*What is asked*
Without the pictures, write out all the lines below exactly as they appear.
** Start of Excerpted data **
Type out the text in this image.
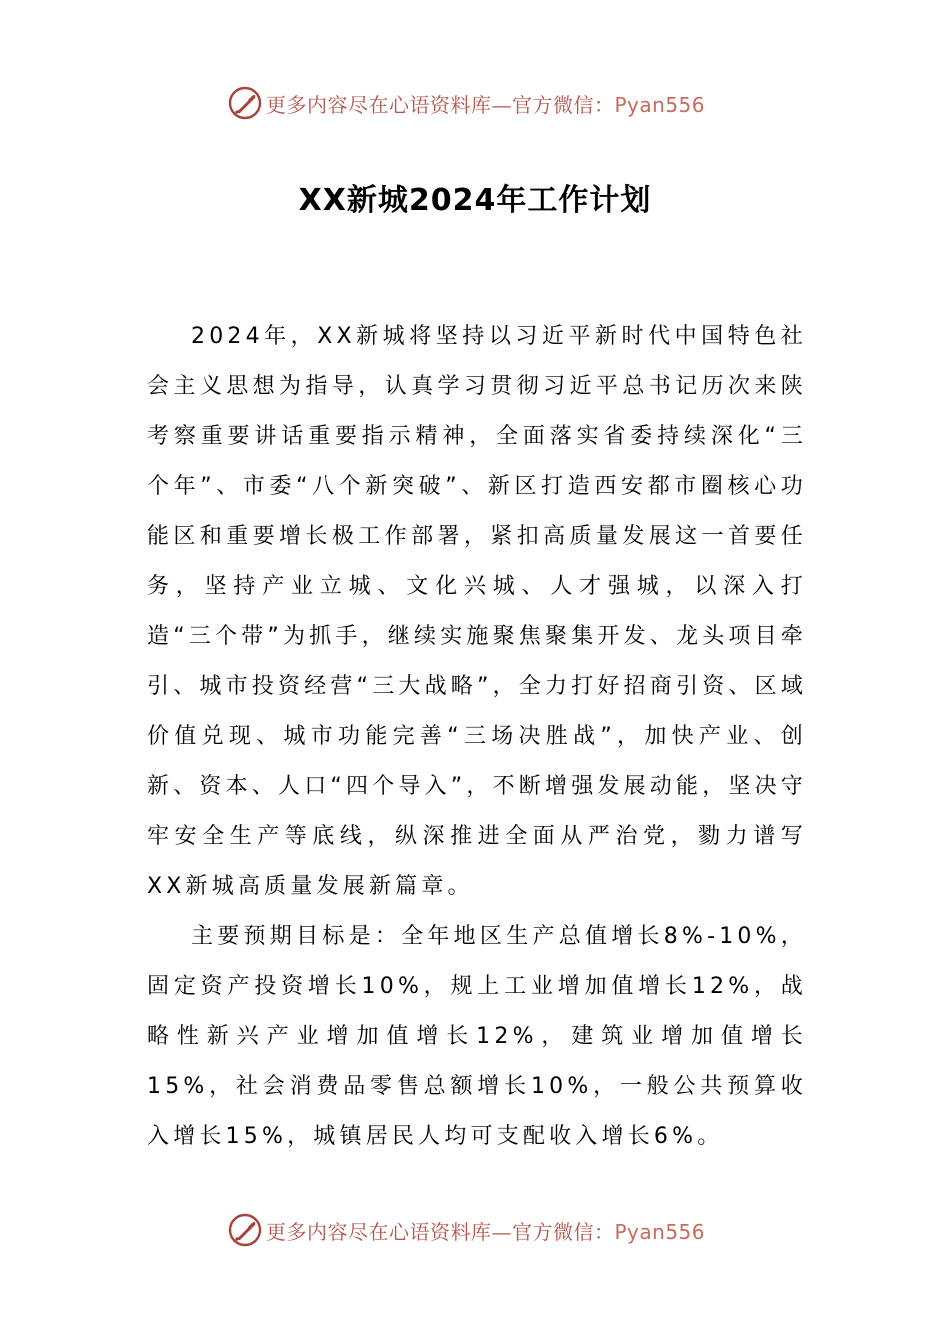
更多内容尽在心语资料库—官方微信：Pyan556
XX新城2024年工作计划

2024年，XX新城将坚持以习近平新时代中国特色社会主义思想为指导，认真学习贯彻习近平总书记历次来陕考察重要讲话重要指示精神，全面落实省委持续深化“三个年”、市委“八个新突破”、新区打造西安都市圈核心功能区和重要增长极工作部署，紧扣高质量发展这一首要任务，坚持产业立城、文化兴城、人才强城，以深入打造“三个带”为抓手，继续实施聚焦聚集开发、龙头项目牵引、城市投资经营“三大战略”，全力打好招商引资、区域价值兑现、城市功能完善“三场决胜战”，加快产业、创新、资本、人口“四个导入”，不断增强发展动能，坚决守牢安全生产等底线，纵深推进全面从严治党，勠力谱写XX新城高质量发展新篇章。

主要预期目标是：全年地区生产总值增长8%-10%，固定资产投资增长10%，规上工业增加值增长12%，战略性新兴产业增加值增长12%，建筑业增加值增长15%，社会消费品零售总额增长10%，一般公共预算收入增长15%，城镇居民人均可支配收入增长6%。

更多内容尽在心语资料库—官方微信：Pyan556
** End of Excerpted data **
*Solution*
Type out the text in this image.
更多内容尽在心语资料库—官方微信：Pyan556
XX新城2024年工作计划

2024年，XX新城将坚持以习近平新时代中国特色社会主义思想为指导，认真学习贯彻习近平总书记历次来陕考察重要讲话重要指示精神，全面落实省委持续深化“三个年”、市委“八个新突破”、新区打造西安都市圈核心功能区和重要增长极工作部署，紧扣高质量发展这一首要任务，坚持产业立城、文化兴城、人才强城，以深入打造“三个带”为抓手，继续实施聚焦聚集开发、龙头项目牵引、城市投资经营“三大战略”，全力打好招商引资、区域价值兑现、城市功能完善“三场决胜战”，加快产业、创新、资本、人口“四个导入”，不断增强发展动能，坚决守牢安全生产等底线，纵深推进全面从严治党，勠力谱写XX新城高质量发展新篇章。

主要预期目标是：全年地区生产总值增长8%-10%，固定资产投资增长10%，规上工业增加值增长12%，战略性新兴产业增加值增长12%，建筑业增加值增长15%，社会消费品零售总额增长10%，一般公共预算收入增长15%，城镇居民人均可支配收入增长6%。

更多内容尽在心语资料库—官方微信：Pyan556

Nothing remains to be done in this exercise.